----- THE RECORDS -----

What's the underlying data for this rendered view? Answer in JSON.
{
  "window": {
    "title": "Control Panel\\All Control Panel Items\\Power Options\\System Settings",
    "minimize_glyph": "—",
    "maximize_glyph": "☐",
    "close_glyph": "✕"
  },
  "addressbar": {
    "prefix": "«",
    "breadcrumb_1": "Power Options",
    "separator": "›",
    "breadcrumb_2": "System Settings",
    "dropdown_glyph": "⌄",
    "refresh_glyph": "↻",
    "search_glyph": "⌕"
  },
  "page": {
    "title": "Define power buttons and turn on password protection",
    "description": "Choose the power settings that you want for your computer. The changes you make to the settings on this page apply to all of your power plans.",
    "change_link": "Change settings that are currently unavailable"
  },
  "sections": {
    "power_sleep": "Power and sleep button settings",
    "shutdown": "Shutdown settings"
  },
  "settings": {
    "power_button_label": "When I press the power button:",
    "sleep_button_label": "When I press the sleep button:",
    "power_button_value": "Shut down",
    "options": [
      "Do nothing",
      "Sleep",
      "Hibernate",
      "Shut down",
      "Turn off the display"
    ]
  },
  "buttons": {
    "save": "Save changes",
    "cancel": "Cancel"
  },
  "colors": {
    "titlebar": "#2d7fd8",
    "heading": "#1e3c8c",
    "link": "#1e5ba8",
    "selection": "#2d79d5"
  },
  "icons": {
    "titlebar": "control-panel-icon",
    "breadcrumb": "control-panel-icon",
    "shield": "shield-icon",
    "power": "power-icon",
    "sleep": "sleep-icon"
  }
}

-----

WORK TO BE COMPLETED
Locate all lines holding the word "changes", then copy them out.

EXERCISE ANSWER
    "description": "Choose the power settings that you want for your computer. The changes you make to the settings on this page apply to all of your power plans.",
    "save": "Save changes",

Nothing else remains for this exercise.